Stored records
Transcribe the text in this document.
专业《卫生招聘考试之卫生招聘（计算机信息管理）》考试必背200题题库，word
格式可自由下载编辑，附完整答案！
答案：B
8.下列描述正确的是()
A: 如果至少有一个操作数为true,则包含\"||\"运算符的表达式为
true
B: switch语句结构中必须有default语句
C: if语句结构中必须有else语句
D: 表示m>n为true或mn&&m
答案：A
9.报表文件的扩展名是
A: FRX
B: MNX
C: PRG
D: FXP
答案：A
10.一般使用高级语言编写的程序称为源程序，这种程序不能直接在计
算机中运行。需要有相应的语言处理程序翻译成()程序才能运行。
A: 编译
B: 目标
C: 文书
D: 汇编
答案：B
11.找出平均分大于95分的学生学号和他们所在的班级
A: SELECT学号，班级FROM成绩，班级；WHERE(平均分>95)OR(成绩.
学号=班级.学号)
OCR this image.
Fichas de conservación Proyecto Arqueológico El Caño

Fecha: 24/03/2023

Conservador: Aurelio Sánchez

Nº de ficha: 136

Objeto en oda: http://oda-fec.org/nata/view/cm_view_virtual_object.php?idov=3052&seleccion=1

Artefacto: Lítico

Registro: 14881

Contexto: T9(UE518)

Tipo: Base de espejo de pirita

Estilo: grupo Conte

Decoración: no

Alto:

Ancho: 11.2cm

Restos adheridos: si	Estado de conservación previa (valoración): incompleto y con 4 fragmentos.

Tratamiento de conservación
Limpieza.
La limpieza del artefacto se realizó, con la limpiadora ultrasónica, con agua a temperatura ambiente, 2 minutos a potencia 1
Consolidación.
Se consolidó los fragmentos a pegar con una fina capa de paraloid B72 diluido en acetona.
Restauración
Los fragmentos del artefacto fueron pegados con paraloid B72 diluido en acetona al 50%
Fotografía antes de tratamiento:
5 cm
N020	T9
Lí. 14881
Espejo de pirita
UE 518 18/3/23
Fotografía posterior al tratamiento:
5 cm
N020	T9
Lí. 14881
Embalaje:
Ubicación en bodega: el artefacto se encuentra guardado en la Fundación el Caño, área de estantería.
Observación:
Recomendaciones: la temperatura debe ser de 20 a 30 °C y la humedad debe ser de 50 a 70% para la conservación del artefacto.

### Task description
Every entry must be output again, exactly as written above.

### Reply to the task
Transcribe the text in this document.
专业《卫生招聘考试之卫生招聘（计算机信息管理）》考试必背200题题库，word
格式可自由下载编辑，附完整答案！
答案：B
8.下列描述正确的是()
A: 如果至少有一个操作数为true,则包含\"||\"运算符的表达式为
true
B: switch语句结构中必须有default语句
C: if语句结构中必须有else语句
D: 表示m>n为true或mn&&m
答案：A
9.报表文件的扩展名是
A: FRX
B: MNX
C: PRG
D: FXP
答案：A
10.一般使用高级语言编写的程序称为源程序，这种程序不能直接在计
算机中运行。需要有相应的语言处理程序翻译成()程序才能运行。
A: 编译
B: 目标
C: 文书
D: 汇编
答案：B
11.找出平均分大于95分的学生学号和他们所在的班级
A: SELECT学号，班级FROM成绩，班级；WHERE(平均分>95)OR(成绩.
学号=班级.学号)
OCR this image.
Fichas de conservación Proyecto Arqueológico El Caño

Fecha: 24/03/2023

Conservador: Aurelio Sánchez

Nº de ficha: 136

Objeto en oda: http://oda-fec.org/nata/view/cm_view_virtual_object.php?idov=3052&seleccion=1

Artefacto: Lítico

Registro: 14881

Contexto: T9(UE518)

Tipo: Base de espejo de pirita

Estilo: grupo Conte

Decoración: no

Alto:

Ancho: 11.2cm

Restos adheridos: si	Estado de conservación previa (valoración): incompleto y con 4 fragmentos.

Tratamiento de conservación
Limpieza.
La limpieza del artefacto se realizó, con la limpiadora ultrasónica, con agua a temperatura ambiente, 2 minutos a potencia 1
Consolidación.
Se consolidó los fragmentos a pegar con una fina capa de paraloid B72 diluido en acetona.
Restauración
Los fragmentos del artefacto fueron pegados con paraloid B72 diluido en acetona al 50%
Fotografía antes de tratamiento:
5 cm
N020	T9
Lí. 14881
Espejo de pirita
UE 518 18/3/23
Fotografía posterior al tratamiento:
5 cm
N020	T9
Lí. 14881
Embalaje:
Ubicación en bodega: el artefacto se encuentra guardado en la Fundación el Caño, área de estantería.
Observación:
Recomendaciones: la temperatura debe ser de 20 a 30 °C y la humedad debe ser de 50 a 70% para la conservación del artefacto.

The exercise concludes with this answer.